- [KORTE OPGAVE A]:
Vervang in de tekst over Jezus’ haastiglijk komen "bruiloftsschare" door "bruiloftsgasten" en geef het stuk van "Zie, Ik kom" tot "Hij met haast!" opnieuw weer.

--- PAGINAFRAGMENT ---

JEZUS’ HAASTIGLIJK KOMEN


H.SILIAKUS


BRUILOFTSVERWACHTING


Zie, Ik kom haastiglijk; en Mijn loon is met Mij, om een iegelijk te vergelden, gelijk zijn werk zal zijn” (Openbaring 22:12). Dit is één van de laatste uitspraken van Jezus in Gods Bijbel. Het zijn dreigende woorden. Jezus komt en met Hem het loon! Maar voor “bruiloftskinderen” klinkt dit niet als een dreigement. Het is voor hen veeleer een bemoediging. Zij lezen hierin een aanmoediging om nog even vol te houden. Wij horen de Bruid dan nog in hetzelfde hoofdstuk roepen: “Ja, kom, Here Jezus!” Zijn wij bruiloftskinderen? Hebben wij het witte bruiloftskleed aan? Zijn onze lampen gevuld met olie? En zijn onze lendenen omgord met de waarheid?
Dit woord van Jezus is een bemoediging voor de bruiloftsschare. Wij kunnen er echter ook in lezen een mededeling over wat Hij gaat doen als de tijd vol is. Een opmerkelijk aspect van Gods handelen. Als Hij komt, komt Hij met haast!


GOD HAAST ZICH NIET


Als regel haast God Zich niet. Zijn molens malen langzaam, maar zeker! Dit brengt ons voor allen met zich mee, dat wij moeten leren te wachten. De satan haast zich. Hij moet wel, want hij heeft nog maar een korte tijd. Dat hij zich haast, dat zien wij ook. Het proces van verwording en ontaarding in de wereld van vandaag is in een stroomversnelling terechtgekomen. Alles gaat hard achteruit. De perversiteit en de zedeloosheid wordt steeds groter. En ook in de Gemeente is satan druk bezig. Hier openbaart hij zich vooral als een “engel des lichts”! Schijnopwekkingen,schijnbare toewijding aan de Heer, schijnvroomheid, enz. Ja, satan moet zich haasten. God hoeft dat niet. Het lijkt soms wel zo, doch Gods zaak is nooit een verloren zaak! Ogenschijnlijke mislukkingen markeerden zo vaak de voortgang van Gods werk. Wij dienen dat in gedachten te houden. De kruisdood van onze Here leek een droevig einde van een mooie droom, maar was juist een wonderbaar, nieuw begin! Soms vinden wij, dat God zich moet haasten, dat Hij te traag is. Wij roepen dan als de eerste discipelen tijdens een storm op zee: “Meester, bekommert het U niet, dat…?” Doch onze Heer heeft alles in Zijn hand. Zij die in Hem geloven, zullen zich daarom ook niet haasten, d.w.z. zij zullen nimmer in paniek geraken.

--- BESCHIKBARE GEGEVENS ---

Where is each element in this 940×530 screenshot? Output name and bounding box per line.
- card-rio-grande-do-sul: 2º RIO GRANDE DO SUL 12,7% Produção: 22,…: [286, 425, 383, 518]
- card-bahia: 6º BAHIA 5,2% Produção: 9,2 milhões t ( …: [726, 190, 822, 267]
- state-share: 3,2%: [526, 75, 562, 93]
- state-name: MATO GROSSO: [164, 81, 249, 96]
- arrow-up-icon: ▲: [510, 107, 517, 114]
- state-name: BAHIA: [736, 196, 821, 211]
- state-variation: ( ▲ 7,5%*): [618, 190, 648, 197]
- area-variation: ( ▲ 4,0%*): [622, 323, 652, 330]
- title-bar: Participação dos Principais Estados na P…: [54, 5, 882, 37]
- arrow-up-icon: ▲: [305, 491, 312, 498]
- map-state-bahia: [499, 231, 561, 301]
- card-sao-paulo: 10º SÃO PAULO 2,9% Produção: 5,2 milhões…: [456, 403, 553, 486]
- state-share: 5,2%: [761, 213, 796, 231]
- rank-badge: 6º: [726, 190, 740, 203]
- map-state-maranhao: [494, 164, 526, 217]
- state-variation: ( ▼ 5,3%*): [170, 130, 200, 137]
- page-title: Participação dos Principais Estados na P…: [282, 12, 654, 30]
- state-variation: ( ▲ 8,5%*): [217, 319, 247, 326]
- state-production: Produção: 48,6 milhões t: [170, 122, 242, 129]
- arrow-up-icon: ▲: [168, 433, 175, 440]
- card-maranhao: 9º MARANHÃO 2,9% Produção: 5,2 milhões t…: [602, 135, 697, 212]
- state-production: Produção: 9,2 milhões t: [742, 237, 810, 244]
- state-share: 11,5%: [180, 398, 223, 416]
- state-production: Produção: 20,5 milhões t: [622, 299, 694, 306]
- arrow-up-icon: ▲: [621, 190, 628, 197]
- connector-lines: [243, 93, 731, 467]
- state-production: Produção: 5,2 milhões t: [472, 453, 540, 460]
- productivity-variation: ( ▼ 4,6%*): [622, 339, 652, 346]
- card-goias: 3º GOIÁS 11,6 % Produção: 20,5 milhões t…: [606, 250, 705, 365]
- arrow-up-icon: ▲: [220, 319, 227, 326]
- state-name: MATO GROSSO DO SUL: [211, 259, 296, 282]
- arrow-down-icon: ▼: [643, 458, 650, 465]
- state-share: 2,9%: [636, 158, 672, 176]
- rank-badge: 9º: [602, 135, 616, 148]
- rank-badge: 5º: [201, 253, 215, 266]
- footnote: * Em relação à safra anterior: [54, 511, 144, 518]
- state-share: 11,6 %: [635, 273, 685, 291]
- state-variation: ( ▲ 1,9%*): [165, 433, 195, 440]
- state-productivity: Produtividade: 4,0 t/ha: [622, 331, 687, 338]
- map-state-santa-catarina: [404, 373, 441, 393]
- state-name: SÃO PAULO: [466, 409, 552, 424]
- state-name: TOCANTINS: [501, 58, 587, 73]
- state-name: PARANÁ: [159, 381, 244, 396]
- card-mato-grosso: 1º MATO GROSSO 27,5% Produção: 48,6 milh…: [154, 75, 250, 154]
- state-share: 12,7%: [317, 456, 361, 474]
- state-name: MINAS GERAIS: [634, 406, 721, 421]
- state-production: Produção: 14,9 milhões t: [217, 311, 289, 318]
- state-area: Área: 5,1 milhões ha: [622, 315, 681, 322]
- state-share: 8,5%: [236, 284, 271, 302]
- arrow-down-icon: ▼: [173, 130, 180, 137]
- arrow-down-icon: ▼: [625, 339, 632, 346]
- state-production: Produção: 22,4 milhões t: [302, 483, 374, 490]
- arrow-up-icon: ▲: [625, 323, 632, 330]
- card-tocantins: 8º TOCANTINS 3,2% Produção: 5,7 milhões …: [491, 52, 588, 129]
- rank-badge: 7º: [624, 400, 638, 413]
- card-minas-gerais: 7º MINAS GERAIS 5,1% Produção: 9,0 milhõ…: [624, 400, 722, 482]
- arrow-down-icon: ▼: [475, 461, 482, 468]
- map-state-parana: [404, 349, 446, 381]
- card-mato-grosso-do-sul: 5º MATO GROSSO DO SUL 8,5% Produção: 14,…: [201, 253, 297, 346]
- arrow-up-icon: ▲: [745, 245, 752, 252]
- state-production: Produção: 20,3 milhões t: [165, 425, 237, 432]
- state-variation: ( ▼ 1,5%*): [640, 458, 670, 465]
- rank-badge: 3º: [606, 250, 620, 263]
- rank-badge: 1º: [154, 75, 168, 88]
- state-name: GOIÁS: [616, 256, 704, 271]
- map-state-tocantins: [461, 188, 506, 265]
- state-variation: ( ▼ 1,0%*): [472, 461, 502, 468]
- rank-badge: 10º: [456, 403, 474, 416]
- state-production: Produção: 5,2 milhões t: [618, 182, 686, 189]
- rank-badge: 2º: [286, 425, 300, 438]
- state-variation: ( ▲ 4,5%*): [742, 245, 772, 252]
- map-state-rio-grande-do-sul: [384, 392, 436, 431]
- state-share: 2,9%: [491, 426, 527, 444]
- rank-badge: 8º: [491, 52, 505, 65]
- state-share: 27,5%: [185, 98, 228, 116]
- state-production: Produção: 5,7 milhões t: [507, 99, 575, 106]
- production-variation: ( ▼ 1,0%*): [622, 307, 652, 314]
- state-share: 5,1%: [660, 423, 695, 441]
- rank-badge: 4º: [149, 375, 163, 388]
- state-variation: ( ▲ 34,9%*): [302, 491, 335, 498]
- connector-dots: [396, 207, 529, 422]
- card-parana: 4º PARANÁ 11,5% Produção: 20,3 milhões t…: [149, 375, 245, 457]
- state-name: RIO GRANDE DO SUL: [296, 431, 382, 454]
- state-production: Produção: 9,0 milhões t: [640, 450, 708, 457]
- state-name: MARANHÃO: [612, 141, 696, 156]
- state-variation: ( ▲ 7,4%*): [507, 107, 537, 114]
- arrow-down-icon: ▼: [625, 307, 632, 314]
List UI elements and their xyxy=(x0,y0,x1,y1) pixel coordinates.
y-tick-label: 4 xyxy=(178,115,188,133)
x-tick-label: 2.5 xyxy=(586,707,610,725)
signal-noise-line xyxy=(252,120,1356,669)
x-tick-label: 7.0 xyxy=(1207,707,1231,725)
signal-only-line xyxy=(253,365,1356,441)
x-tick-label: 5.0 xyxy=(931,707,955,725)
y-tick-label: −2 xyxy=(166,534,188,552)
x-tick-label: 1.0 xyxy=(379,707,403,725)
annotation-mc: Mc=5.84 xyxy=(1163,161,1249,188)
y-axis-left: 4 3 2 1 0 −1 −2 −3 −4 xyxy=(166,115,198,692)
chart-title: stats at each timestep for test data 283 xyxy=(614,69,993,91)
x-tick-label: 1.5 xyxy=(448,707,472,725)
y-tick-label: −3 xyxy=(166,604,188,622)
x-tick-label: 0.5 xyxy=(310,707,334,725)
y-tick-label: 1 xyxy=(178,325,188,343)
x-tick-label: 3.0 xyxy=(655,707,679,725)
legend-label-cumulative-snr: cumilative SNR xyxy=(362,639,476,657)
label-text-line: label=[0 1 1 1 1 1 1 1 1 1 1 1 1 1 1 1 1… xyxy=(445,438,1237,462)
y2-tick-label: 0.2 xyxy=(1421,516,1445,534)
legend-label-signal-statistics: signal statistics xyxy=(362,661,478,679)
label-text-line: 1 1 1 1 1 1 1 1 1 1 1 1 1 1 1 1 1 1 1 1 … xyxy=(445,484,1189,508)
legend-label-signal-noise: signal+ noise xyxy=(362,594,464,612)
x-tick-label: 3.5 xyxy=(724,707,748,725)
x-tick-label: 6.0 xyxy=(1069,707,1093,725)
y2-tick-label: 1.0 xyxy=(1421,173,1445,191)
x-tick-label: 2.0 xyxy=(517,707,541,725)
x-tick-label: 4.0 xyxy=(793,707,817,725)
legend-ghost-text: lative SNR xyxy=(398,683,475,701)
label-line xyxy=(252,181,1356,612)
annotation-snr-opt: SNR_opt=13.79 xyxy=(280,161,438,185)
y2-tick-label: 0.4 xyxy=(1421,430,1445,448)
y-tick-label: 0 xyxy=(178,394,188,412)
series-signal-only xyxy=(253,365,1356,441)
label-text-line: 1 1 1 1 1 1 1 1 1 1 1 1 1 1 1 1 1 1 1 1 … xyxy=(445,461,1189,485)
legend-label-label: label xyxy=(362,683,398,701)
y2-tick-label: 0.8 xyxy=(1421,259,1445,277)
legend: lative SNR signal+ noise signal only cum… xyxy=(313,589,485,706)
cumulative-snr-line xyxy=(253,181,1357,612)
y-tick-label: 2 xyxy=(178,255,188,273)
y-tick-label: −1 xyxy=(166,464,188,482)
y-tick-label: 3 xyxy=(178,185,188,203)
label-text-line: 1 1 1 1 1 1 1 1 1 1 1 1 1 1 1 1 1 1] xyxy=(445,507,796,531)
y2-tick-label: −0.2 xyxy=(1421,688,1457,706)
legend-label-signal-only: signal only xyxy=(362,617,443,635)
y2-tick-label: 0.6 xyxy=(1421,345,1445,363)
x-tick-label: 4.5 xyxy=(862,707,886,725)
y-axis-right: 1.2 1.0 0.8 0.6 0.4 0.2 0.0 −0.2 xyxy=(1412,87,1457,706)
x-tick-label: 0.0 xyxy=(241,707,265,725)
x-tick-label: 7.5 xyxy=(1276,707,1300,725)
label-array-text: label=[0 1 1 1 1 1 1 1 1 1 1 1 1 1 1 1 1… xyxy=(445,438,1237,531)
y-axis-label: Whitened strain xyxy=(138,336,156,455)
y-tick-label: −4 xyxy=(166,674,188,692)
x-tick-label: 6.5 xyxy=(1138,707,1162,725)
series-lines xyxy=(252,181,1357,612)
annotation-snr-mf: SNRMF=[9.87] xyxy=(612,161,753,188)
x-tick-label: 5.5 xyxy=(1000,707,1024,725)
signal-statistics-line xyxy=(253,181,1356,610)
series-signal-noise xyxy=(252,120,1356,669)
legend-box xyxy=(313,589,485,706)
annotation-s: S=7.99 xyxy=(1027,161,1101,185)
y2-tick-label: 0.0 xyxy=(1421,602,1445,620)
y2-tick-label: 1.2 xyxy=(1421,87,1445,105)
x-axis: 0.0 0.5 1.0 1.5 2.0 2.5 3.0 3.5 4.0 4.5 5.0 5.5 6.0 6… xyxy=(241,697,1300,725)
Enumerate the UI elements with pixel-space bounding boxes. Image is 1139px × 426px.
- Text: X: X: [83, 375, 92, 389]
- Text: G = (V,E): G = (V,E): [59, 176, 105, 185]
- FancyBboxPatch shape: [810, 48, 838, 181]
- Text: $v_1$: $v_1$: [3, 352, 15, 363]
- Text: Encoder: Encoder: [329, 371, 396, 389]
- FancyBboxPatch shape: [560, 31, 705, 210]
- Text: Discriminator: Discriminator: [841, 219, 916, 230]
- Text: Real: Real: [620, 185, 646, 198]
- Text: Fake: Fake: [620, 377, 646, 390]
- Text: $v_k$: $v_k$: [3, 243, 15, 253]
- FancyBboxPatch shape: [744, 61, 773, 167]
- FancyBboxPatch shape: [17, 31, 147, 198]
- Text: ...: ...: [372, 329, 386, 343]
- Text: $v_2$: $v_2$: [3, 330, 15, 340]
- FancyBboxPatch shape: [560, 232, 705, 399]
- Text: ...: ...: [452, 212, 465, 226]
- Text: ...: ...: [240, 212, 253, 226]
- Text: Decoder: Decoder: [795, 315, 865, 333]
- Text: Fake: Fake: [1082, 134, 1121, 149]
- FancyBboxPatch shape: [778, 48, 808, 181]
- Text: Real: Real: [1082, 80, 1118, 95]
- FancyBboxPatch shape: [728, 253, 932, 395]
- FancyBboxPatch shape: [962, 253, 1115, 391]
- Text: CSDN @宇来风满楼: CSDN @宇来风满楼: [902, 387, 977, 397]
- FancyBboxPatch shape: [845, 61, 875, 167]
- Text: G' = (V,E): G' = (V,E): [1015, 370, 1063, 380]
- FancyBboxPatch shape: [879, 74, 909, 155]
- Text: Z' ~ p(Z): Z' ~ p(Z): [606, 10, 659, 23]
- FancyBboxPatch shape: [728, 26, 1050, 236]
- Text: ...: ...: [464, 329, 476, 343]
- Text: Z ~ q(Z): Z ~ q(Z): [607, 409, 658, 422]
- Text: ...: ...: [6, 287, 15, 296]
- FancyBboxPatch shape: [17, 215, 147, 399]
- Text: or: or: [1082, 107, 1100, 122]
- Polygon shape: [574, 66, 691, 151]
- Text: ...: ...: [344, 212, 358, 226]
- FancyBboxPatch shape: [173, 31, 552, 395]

---

- [KORTE OPGAVE B]:
Zoek in de gegevens elke regel waarin de tekenreeks "GOIÁS" staat en schrijf die regels over. Hoofdletters en kleine letters tellen mee.

- [UITWERKING OPGAVE A]:
Zie, Ik kom haastiglijk; en Mijn loon is met Mij, om een iegelijk te vergelden, gelijk zijn werk zal zijn” (Openbaring 22:12). Dit is één van de laatste uitspraken van Jezus in Gods Bijbel. Het zijn dreigende woorden. Jezus komt en met Hem het loon! Maar voor “bruiloftskinderen” klinkt dit niet als een dreigement. Het is voor hen veeleer een bemoediging. Zij lezen hierin een aanmoediging om nog even vol te houden. Wij horen de Bruid dan nog in hetzelfde hoofdstuk roepen: “Ja, kom, Here Jezus!” Zijn wij bruiloftskinderen? Hebben wij het witte bruiloftskleed aan? Zijn onze lampen gevuld met olie? En zijn onze lendenen omgord met de waarheid?
Dit woord van Jezus is een bemoediging voor de bruiloftsgasten. Wij kunnen er echter ook in lezen een mededeling over wat Hij gaat doen als de tijd vol is. Een opmerkelijk aspect van Gods handelen. Als Hij komt, komt Hij met haast!

- [UITWERKING OPGAVE B]:
- card-goias: 3º GOIÁS 11,6 % Produção: 20,5 milhões t…: [606, 250, 705, 365]
- state-name: GOIÁS: [616, 256, 704, 271]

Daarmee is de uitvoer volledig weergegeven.